Out of the box my MN bolt was extremely sticky or stiff on opening and closing whether cocked or not. Forward and rearward motion was always very smooth. The rifle did not come with a lot of cosmo and has all matching parts, even bayonet. I can't see any evidence of reserializing but who knows, its a prewar 91/30 and I don't really care. This rifle was refurbished in Depot 25 and has the orange paint in all serial numbers including bayonet and rearsight elevations. Barrel could be unfired, rifling is very strong and I can't see any pits, though I'm not that trained, and the wood is in great shape. The guy in the depot shimmed all receiver contact areas and sliced the front top of the stock and expertly replaced with another piece of wood of different color that is higher, like front barrel support which is recommended for Mosins. I will investigate and post about this further as I am not aware of their manuals instructing the front support to be done this way.

### Data supplied:

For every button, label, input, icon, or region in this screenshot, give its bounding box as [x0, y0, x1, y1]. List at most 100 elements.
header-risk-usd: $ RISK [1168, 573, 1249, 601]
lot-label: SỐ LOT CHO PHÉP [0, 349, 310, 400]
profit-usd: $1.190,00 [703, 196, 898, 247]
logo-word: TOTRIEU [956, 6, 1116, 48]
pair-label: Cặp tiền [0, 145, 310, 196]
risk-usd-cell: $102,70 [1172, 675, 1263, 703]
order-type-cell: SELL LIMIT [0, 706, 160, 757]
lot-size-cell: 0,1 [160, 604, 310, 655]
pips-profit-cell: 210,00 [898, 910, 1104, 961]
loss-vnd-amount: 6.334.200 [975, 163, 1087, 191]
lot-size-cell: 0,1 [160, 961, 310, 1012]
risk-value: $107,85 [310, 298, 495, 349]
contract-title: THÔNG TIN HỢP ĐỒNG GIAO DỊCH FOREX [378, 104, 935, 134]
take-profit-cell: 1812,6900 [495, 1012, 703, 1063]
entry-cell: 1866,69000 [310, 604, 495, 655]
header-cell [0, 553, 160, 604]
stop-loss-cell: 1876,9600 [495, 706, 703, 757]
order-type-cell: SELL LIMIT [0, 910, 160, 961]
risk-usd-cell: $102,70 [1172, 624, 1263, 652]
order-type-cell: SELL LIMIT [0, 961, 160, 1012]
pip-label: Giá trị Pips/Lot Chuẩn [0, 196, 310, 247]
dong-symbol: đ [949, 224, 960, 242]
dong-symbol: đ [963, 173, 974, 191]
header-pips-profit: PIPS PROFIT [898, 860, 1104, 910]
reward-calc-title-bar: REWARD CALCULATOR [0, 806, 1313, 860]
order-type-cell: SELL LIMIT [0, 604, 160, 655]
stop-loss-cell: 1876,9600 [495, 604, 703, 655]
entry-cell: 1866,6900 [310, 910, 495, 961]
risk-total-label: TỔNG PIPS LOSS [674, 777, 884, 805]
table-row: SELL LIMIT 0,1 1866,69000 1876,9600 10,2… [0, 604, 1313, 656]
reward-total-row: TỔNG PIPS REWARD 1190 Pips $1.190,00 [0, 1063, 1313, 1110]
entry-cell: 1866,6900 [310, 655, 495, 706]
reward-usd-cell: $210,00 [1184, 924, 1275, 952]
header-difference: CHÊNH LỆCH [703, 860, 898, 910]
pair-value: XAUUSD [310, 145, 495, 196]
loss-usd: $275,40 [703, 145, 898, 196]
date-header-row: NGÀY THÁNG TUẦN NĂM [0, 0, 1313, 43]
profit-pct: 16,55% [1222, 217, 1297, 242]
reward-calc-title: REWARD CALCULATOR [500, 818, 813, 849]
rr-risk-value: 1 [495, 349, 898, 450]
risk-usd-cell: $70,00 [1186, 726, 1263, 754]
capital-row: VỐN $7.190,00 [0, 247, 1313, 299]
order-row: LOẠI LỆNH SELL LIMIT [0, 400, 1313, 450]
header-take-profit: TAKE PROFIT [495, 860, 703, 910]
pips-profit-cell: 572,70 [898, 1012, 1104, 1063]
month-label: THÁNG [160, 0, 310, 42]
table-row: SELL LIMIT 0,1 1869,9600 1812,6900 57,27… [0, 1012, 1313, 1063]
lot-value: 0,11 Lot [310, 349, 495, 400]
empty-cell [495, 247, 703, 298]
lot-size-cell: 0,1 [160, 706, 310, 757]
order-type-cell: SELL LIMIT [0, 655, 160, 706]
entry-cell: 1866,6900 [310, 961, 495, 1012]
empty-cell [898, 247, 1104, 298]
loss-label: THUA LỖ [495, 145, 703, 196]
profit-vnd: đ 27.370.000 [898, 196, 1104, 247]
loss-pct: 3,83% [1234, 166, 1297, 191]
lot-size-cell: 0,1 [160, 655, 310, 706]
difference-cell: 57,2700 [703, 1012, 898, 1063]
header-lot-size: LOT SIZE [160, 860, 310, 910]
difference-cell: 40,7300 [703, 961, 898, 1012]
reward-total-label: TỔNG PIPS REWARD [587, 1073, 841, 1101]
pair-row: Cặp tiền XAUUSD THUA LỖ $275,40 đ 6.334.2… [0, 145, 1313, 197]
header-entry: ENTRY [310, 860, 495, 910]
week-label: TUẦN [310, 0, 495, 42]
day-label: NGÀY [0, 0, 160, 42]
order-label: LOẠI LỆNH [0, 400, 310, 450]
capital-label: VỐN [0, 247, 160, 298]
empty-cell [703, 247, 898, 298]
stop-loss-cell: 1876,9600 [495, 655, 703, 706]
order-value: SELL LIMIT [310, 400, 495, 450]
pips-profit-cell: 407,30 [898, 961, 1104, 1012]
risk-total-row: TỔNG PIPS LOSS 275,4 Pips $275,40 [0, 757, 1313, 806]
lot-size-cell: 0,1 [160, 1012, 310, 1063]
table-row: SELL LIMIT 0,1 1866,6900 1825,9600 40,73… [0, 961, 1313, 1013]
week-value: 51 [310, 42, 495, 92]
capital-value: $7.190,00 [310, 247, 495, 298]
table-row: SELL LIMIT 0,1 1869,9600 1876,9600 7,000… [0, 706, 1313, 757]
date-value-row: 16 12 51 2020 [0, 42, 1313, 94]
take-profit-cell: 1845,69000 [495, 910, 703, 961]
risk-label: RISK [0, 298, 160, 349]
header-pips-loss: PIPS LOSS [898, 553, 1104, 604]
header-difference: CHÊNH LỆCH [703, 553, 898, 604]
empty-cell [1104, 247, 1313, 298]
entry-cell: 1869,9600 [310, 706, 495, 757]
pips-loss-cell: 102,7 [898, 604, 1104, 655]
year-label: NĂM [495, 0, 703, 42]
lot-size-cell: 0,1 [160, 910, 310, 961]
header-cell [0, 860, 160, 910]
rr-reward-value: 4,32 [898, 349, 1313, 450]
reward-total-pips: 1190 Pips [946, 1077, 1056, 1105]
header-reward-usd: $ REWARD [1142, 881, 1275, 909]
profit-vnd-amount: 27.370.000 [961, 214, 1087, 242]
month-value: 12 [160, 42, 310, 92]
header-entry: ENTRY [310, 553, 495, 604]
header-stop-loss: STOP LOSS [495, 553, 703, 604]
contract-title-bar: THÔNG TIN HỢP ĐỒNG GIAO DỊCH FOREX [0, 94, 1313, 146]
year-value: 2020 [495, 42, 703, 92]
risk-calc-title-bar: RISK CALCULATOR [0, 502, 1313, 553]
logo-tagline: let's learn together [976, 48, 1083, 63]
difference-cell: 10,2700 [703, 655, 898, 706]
* * *
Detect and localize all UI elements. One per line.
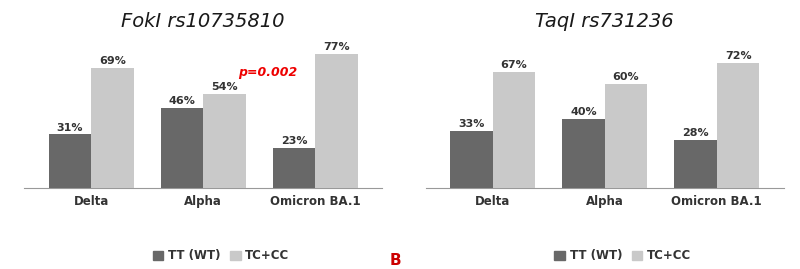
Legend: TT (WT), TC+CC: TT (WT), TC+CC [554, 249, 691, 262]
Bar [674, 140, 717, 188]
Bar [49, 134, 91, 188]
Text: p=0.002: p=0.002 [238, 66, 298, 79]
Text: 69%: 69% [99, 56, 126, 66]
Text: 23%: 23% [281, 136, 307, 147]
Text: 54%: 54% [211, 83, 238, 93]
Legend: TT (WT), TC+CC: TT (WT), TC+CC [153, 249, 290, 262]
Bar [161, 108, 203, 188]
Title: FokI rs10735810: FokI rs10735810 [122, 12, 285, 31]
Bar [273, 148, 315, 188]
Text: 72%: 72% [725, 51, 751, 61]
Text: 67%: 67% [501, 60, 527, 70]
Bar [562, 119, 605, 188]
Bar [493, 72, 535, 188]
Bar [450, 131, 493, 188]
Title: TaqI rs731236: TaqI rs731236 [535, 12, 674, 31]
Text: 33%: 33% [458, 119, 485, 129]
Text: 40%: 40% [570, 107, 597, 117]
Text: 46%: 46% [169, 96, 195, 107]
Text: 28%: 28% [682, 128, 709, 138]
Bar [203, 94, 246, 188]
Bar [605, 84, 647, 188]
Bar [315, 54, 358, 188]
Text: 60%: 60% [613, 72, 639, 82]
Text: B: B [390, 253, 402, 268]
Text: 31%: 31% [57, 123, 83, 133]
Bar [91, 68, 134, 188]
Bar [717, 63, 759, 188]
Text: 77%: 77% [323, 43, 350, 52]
==
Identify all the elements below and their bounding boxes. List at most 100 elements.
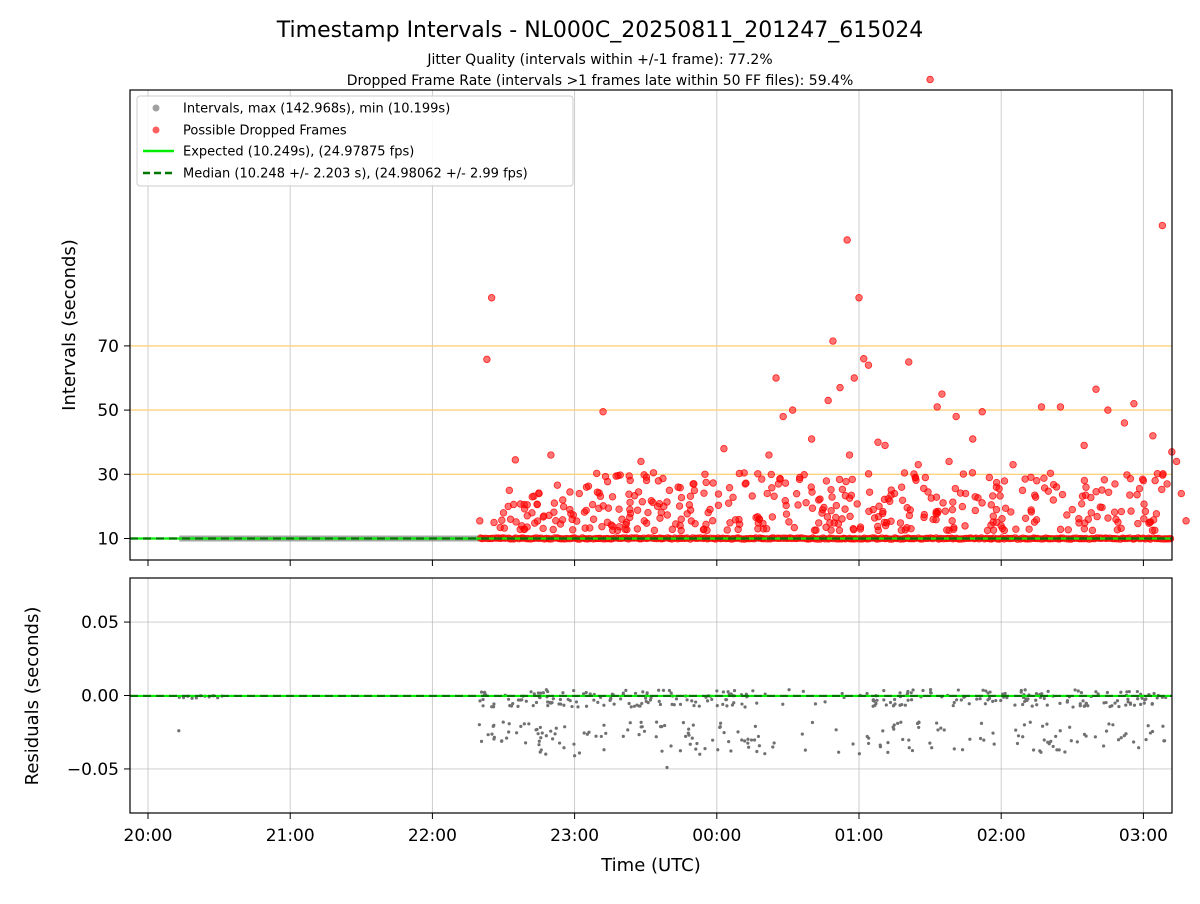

### Requests:
a: According to the rifle passage, what actions did the person at the depot carry out on the rifle?
b: Copy out the listing lines exactly, from the line containing "Detect and localize" down to the line containing "Bar [161, 108, 203, 188]", with both lines included. Omit the pictures.
The rifle passage and the listing have no connection to each other.

### Responses to the exercise:
a:
- Shimmed all receiver contact areas
- Sliced the front top of the stock
- Replaced the sliced section with another piece of wood of a different color that is higher

b:
Detect and localize all UI elements. One per line.
Legend: TT (WT), TC+CC: TT (WT), TC+CC [554, 249, 691, 262]
Bar [674, 140, 717, 188]
Bar [49, 134, 91, 188]
Text: p=0.002: p=0.002 [238, 66, 298, 79]
Text: 69%: 69% [99, 56, 126, 66]
Text: 23%: 23% [281, 136, 307, 147]
Text: 54%: 54% [211, 83, 238, 93]
Legend: TT (WT), TC+CC: TT (WT), TC+CC [153, 249, 290, 262]
Bar [161, 108, 203, 188]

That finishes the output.